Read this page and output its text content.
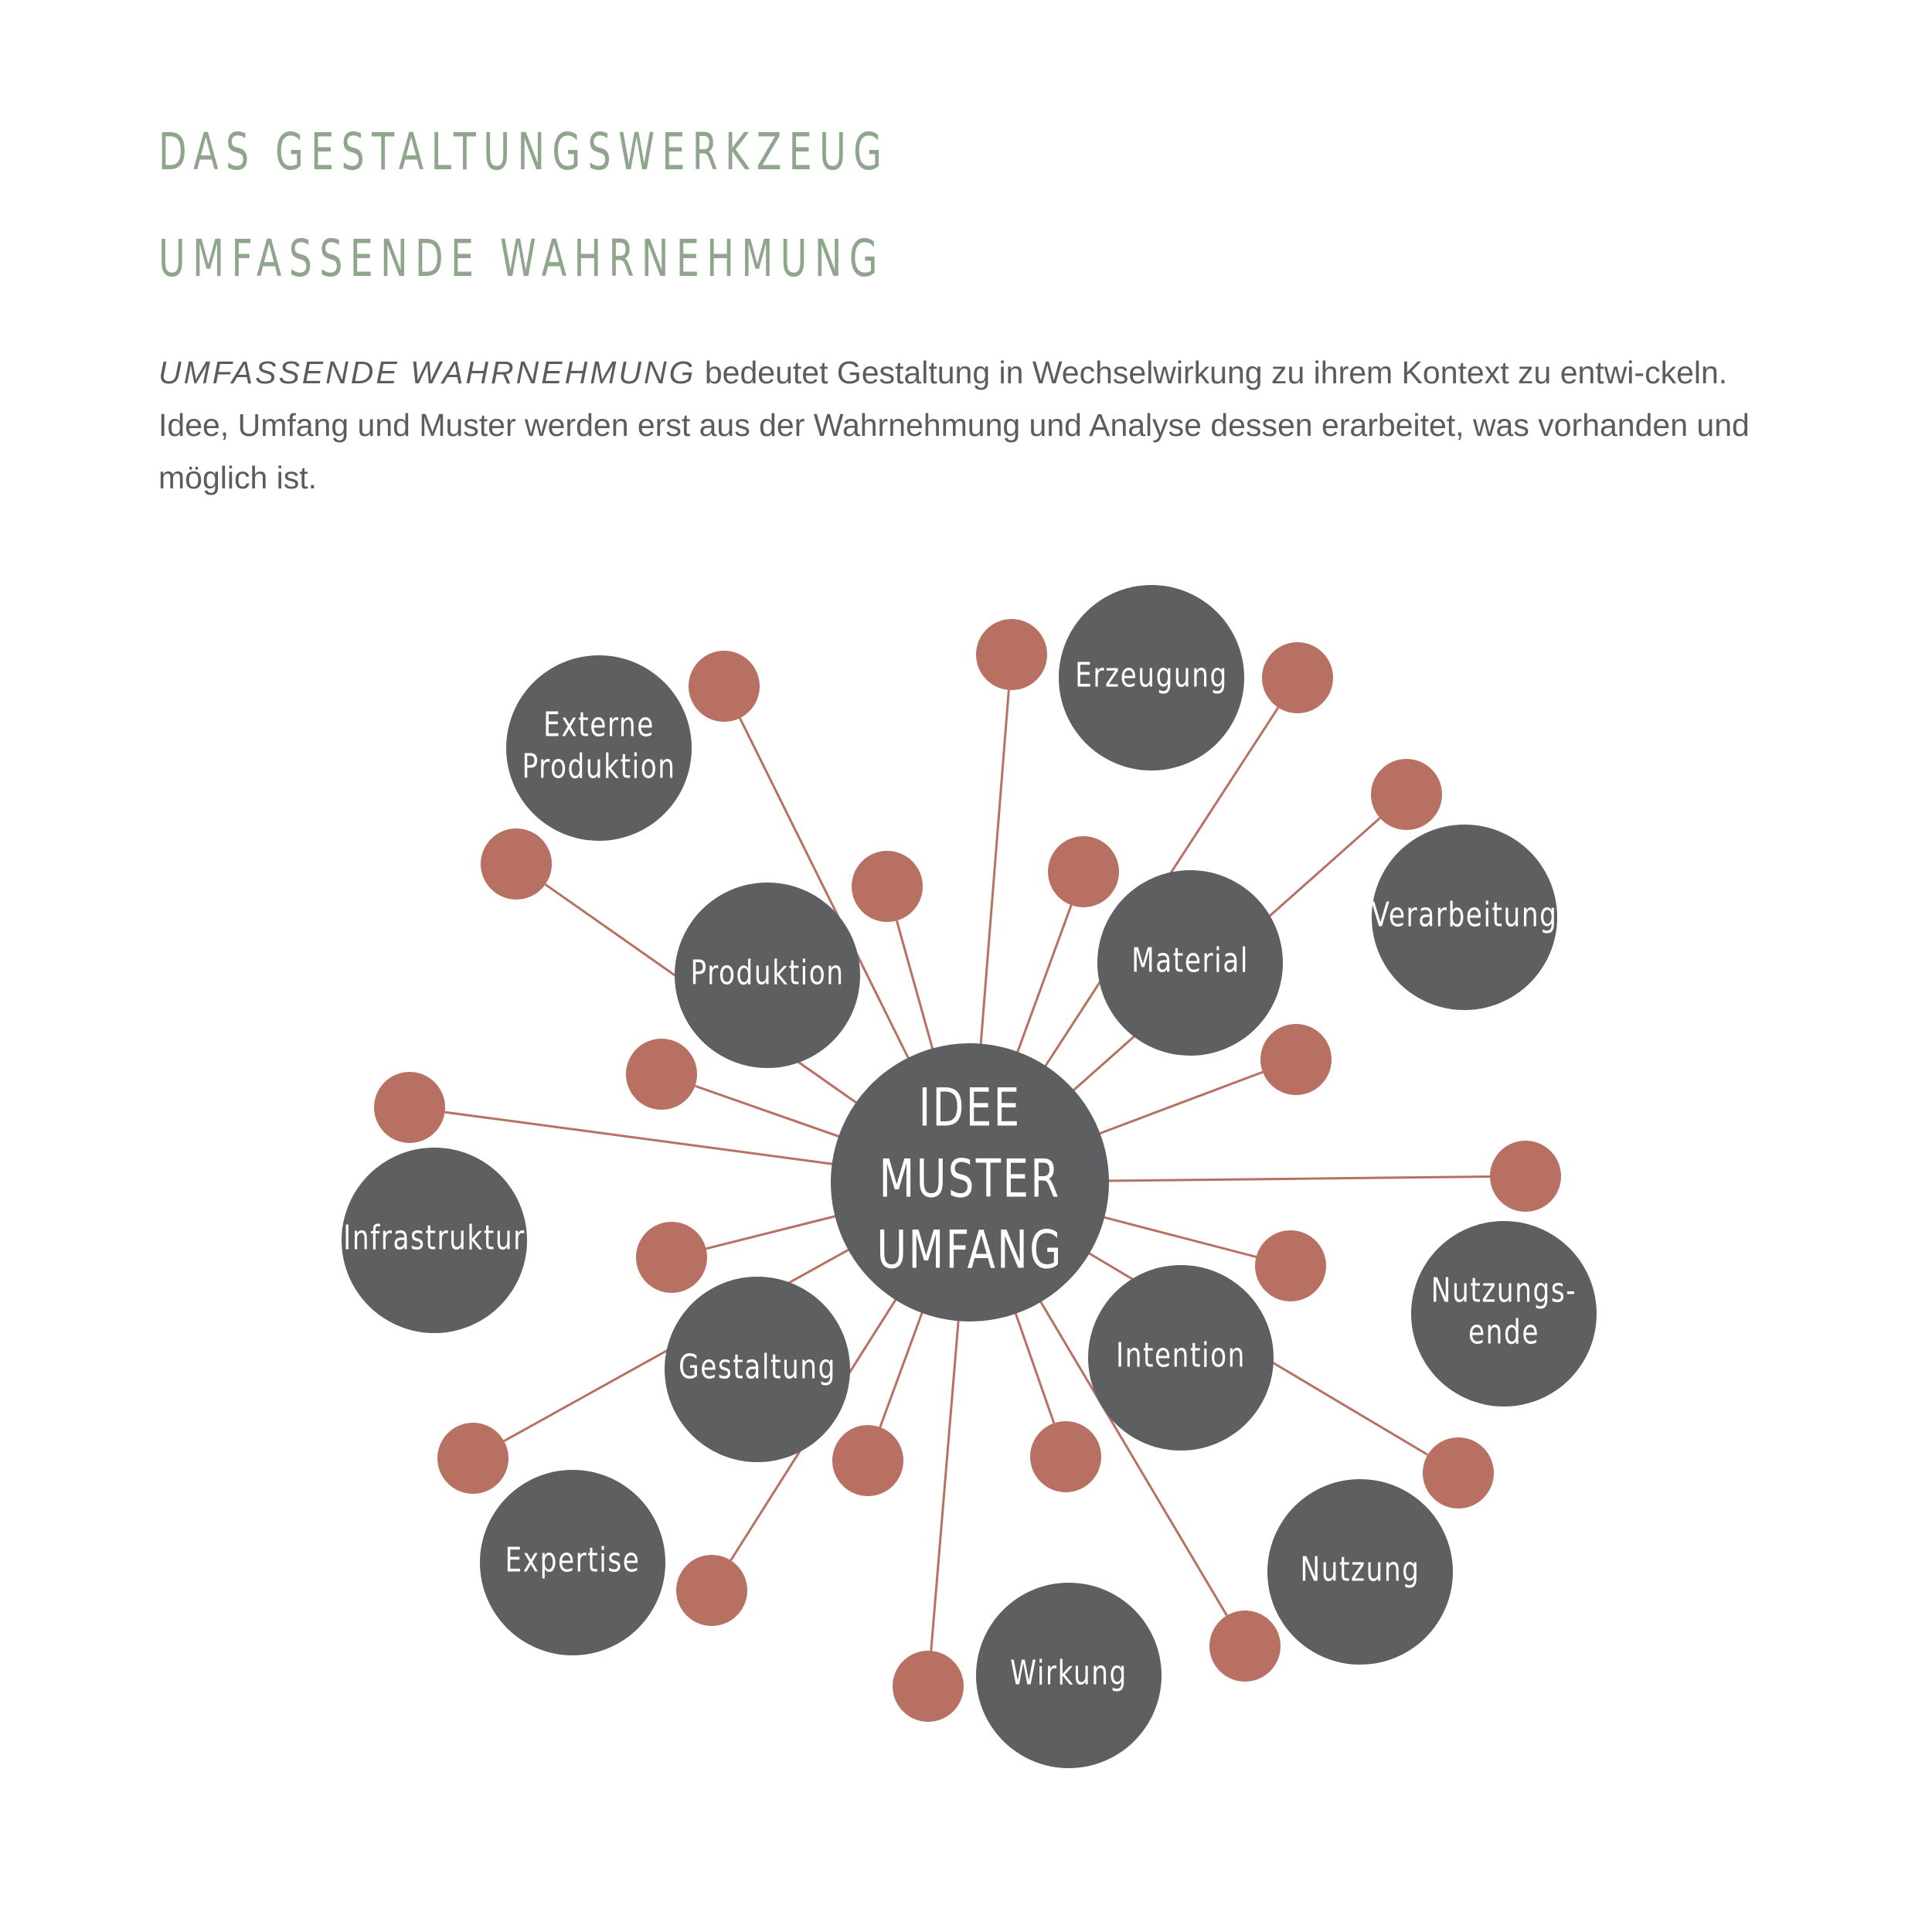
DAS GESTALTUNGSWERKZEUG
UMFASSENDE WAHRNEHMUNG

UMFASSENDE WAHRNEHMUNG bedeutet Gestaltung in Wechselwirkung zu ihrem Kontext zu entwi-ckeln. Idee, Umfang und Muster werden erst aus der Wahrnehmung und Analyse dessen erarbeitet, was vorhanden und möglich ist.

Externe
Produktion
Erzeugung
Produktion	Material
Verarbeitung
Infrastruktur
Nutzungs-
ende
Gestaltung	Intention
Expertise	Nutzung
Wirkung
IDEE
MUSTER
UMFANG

************

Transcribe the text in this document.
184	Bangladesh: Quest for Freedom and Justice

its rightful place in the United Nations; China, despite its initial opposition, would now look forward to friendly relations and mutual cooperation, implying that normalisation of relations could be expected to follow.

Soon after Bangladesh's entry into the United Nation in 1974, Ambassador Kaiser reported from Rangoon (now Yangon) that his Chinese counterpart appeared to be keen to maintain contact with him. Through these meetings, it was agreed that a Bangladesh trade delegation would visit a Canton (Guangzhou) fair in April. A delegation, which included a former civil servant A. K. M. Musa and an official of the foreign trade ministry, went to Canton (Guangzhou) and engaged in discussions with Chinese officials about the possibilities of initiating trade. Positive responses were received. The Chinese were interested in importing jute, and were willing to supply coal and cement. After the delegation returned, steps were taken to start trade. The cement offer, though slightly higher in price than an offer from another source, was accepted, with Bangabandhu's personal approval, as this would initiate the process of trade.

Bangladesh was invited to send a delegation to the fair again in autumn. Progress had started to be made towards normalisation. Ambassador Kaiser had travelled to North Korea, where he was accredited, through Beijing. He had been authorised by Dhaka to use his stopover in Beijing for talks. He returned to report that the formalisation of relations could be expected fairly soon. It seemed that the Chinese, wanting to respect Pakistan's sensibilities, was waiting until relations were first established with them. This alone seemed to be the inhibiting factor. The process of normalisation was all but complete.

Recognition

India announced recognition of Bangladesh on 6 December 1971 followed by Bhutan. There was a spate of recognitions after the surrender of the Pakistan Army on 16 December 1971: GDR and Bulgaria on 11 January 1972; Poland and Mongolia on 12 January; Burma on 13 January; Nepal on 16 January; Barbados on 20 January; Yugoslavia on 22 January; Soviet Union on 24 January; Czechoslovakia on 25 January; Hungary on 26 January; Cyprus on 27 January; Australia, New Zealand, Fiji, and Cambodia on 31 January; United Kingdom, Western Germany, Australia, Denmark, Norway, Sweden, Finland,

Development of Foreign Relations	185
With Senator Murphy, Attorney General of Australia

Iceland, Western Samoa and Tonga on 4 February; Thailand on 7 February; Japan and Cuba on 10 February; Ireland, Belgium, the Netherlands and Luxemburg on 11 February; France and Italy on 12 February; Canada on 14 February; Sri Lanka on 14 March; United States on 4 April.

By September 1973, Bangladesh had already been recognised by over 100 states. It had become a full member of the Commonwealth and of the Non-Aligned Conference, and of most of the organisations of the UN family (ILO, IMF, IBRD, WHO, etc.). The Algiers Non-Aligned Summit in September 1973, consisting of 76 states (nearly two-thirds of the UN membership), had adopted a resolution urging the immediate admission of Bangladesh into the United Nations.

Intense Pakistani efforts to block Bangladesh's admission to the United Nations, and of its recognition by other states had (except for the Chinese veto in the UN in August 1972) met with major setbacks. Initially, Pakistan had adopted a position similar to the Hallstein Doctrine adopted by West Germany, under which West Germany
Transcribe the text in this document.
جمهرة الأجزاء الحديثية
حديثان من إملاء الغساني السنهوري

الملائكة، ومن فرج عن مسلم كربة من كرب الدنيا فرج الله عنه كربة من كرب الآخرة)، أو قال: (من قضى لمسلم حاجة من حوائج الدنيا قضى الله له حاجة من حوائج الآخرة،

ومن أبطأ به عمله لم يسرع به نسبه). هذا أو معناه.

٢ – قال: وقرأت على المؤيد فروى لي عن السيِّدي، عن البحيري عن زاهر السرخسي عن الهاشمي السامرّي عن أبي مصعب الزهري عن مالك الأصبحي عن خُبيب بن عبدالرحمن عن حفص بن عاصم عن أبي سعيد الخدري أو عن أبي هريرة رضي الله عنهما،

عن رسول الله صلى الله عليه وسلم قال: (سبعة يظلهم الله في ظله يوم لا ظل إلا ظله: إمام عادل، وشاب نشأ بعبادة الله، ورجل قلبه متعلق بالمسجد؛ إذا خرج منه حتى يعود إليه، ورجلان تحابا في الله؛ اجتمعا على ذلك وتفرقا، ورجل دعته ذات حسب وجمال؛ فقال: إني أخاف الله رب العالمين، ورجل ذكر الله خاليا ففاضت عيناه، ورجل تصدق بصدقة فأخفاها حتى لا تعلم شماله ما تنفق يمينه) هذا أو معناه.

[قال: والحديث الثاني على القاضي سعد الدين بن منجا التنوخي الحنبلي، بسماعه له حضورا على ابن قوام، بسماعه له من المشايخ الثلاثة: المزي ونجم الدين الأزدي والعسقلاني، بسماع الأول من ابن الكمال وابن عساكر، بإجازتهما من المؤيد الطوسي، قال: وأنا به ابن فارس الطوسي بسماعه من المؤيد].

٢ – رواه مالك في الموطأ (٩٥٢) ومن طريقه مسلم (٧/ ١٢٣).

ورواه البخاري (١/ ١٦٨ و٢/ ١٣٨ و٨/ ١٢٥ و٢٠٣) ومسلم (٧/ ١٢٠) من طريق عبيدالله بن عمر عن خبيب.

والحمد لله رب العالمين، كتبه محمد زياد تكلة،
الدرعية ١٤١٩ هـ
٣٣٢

************

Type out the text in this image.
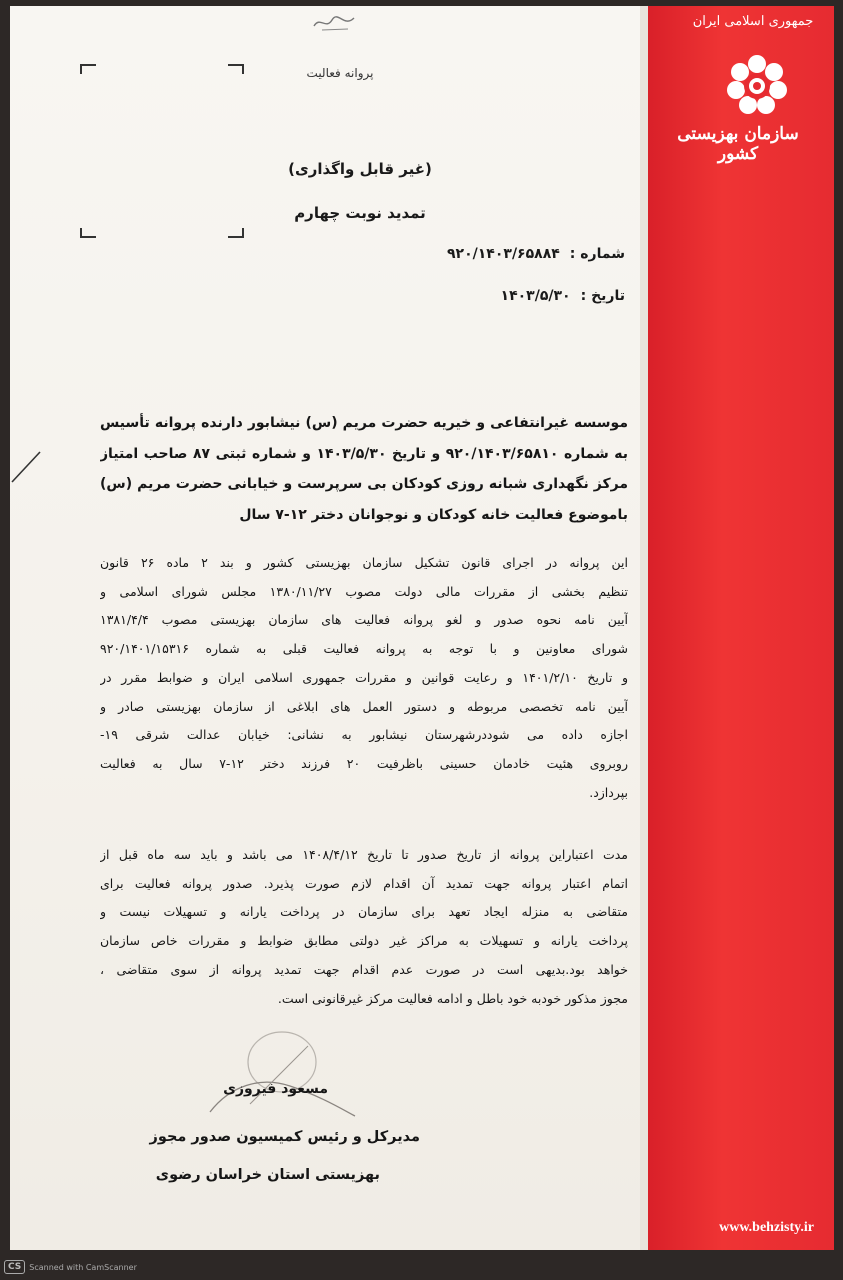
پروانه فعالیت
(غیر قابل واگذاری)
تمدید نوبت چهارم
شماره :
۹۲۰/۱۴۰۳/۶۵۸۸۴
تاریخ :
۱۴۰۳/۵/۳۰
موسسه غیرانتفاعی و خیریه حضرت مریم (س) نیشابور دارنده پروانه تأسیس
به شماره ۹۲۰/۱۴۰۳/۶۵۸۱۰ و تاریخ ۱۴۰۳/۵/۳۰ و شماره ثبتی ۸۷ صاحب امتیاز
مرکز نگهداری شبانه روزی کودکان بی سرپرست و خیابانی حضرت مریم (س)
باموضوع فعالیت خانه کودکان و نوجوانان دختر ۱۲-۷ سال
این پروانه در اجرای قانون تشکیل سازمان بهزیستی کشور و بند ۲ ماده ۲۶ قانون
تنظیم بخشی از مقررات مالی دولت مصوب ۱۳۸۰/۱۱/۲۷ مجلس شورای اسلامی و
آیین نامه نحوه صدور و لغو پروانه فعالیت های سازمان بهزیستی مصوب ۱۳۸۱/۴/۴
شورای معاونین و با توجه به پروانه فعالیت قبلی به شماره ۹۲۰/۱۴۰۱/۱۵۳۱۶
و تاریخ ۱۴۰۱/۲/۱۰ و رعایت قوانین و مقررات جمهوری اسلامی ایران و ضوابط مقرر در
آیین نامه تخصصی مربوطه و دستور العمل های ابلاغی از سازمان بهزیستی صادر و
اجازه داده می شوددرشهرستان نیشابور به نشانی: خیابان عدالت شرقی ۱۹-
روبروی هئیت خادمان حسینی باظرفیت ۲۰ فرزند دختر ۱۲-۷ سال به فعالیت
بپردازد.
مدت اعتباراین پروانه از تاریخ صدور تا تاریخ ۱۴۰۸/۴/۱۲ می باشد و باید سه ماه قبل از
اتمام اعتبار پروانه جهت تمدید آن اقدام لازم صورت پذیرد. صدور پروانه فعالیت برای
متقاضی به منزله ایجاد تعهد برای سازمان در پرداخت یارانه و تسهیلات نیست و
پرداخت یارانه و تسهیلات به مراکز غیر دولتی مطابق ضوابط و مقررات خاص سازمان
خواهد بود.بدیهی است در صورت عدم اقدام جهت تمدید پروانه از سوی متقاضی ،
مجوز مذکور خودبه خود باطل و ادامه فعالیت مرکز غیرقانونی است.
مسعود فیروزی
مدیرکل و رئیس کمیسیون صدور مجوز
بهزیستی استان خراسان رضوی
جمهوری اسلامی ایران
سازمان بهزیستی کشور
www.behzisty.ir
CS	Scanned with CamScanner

************

Copy out each line in the preceding records that contains "جمهوری".

COMPLETE ANSWER >>
و تاریخ ۱۴۰۱/۲/۱۰ و رعایت قوانین و مقررات جمهوری اسلامی ایران و ضوابط مقرر در
جمهوری اسلامی ایران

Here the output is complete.